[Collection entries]
* * *
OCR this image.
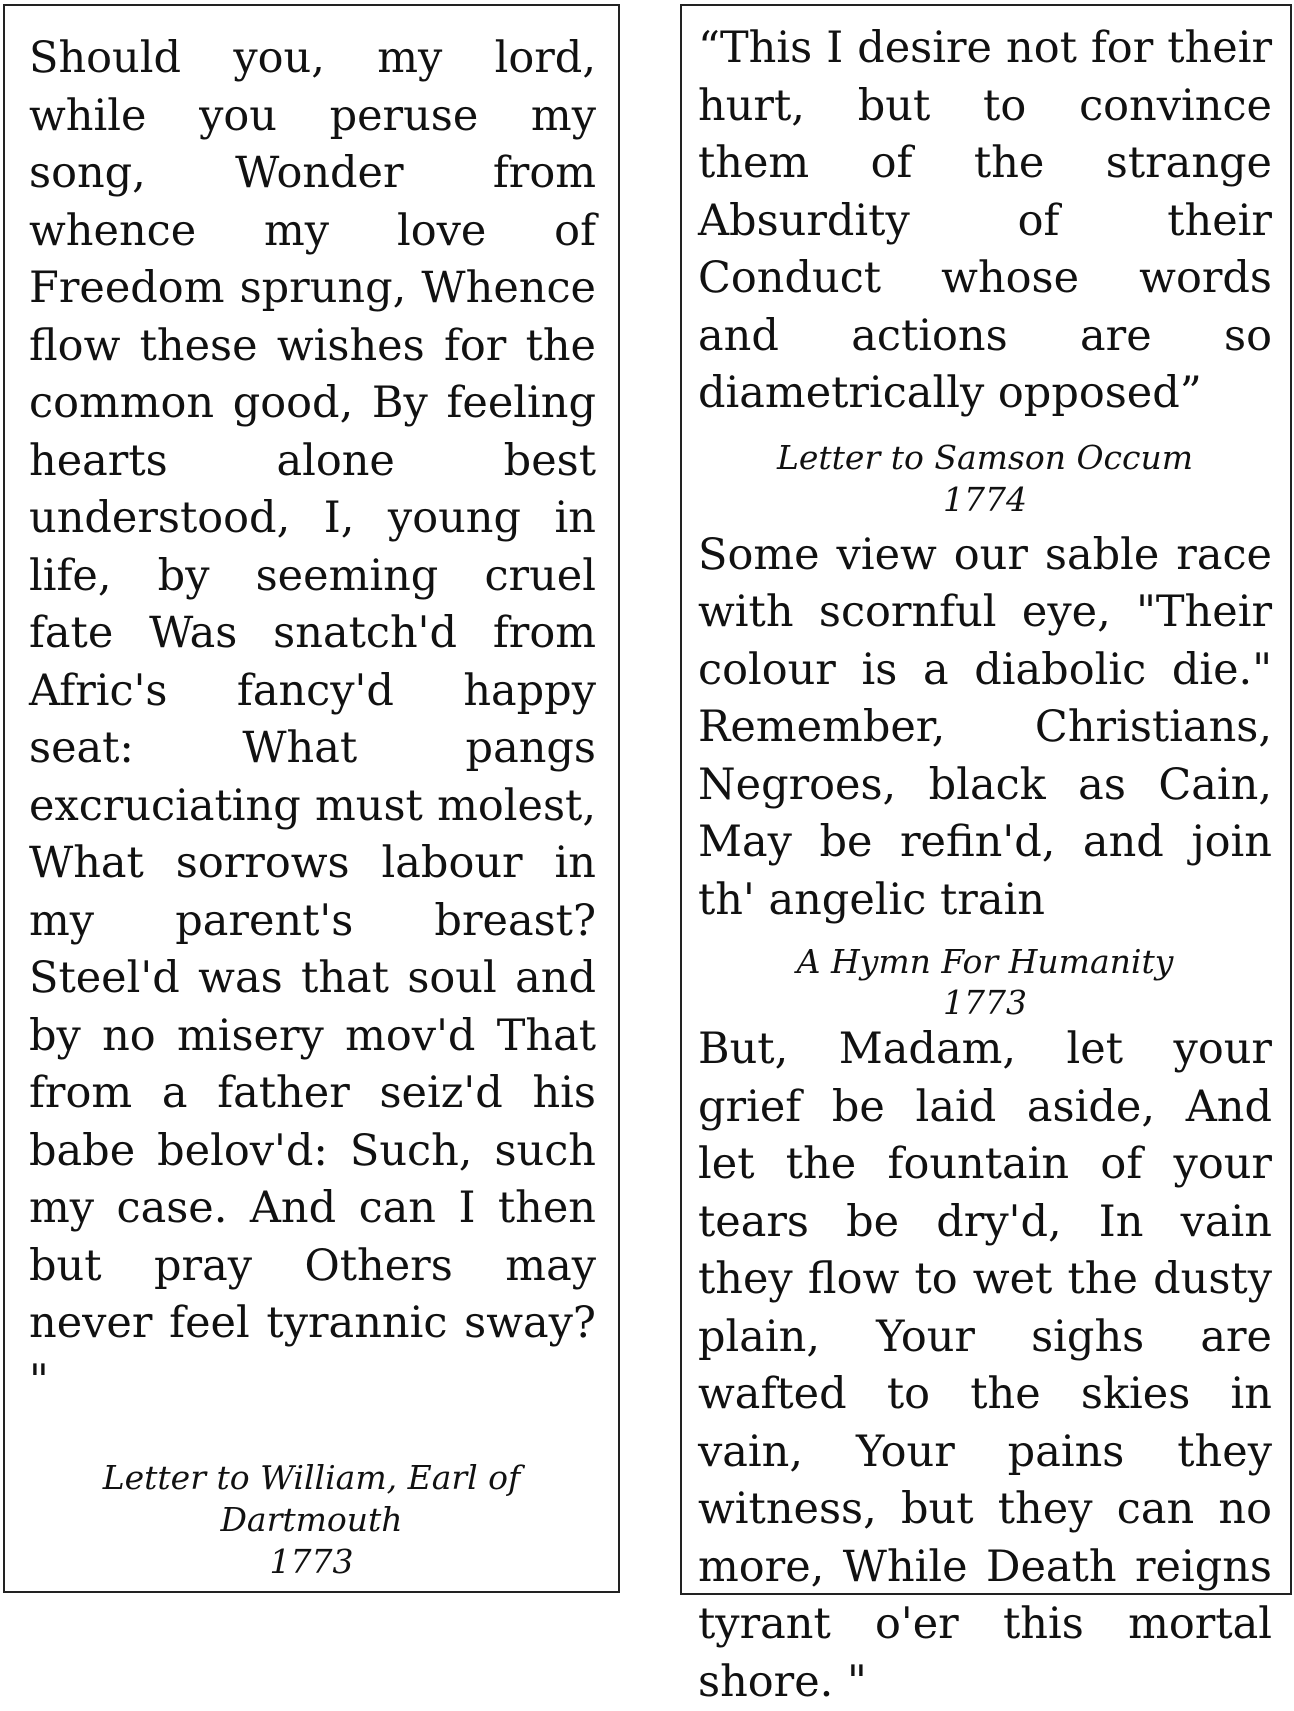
Should you, my lord, while you peruse my song, Wonder from whence my love of Freedom sprung, Whence flow these wishes for the common good, By feeling hearts alone best understood, I, young in life, by seeming cruel fate Was snatch'd from Afric's fancy'd happy seat: What pangs excruciating must molest, What sorrows labour in my parent's breast? Steel'd was that soul and by no misery mov'd That from a father seiz'd his babe belov'd: Such, such my case. And can I then but pray Others may never feel tyrannic sway? "

Letter to William, Earl of
Dartmouth
1773

“This I desire not for their hurt, but to convince them of the strange Absurdity of their Conduct whose words and actions are so diametrically opposed”

Letter to Samson Occum
1774

Some view our sable race with scornful eye, "Their colour is a diabolic die." Remember, Christians, Negroes, black as Cain, May be refin'd, and join th' angelic train

A Hymn For Humanity
1773

But, Madam, let your grief be laid aside, And let the fountain of your tears be dry'd, In vain they flow to wet the dusty plain, Your sighs are wafted to the skies in vain, Your pains they witness, but they can no more, While Death reigns tyrant o'er this mortal shore. "
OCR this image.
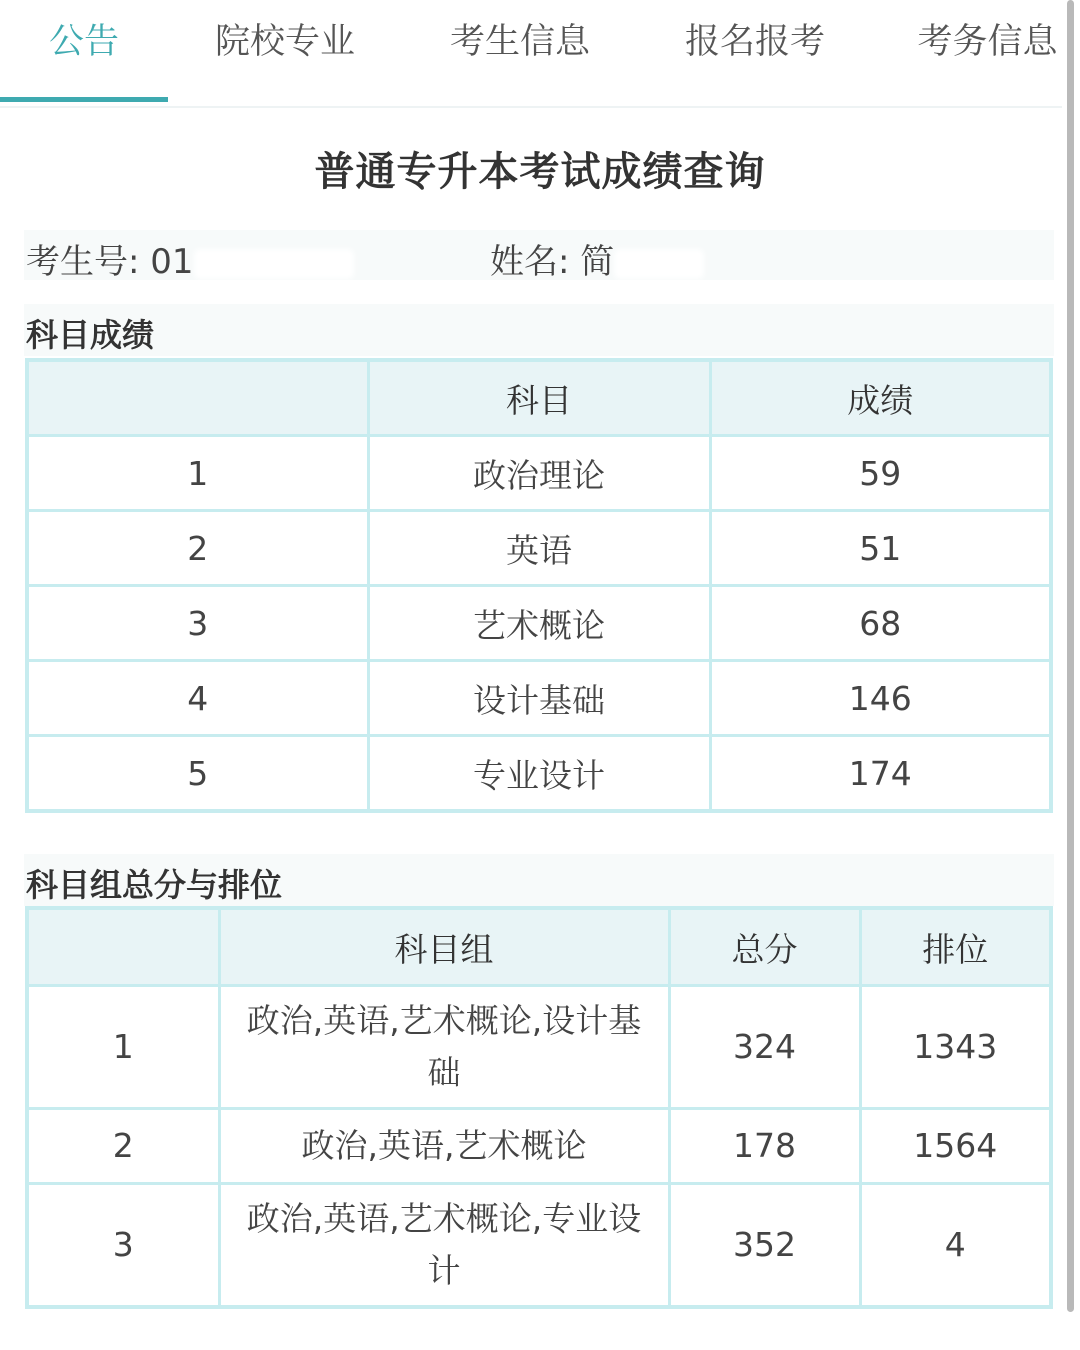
公告	院校专业	考生信息	报名报考	考务信息
普通专升本考试成绩查询
考生号: 01	姓名: 简
科目成绩
	科目	成绩
1	政治理论	59
2	英语	51
3	艺术概论	68
4	设计基础	146
5	专业设计	174
科目组总分与排位
	科目组	总分	排位
1	政治,英语,艺术概论,设计基础	324	1343
2	政治,英语,艺术概论	178	1564
3	政治,英语,艺术概论,专业设计	352	4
* * *
Tell how many lines of the data include the word "Letter", and nothing else.

PROBLEM SOLUTION. 2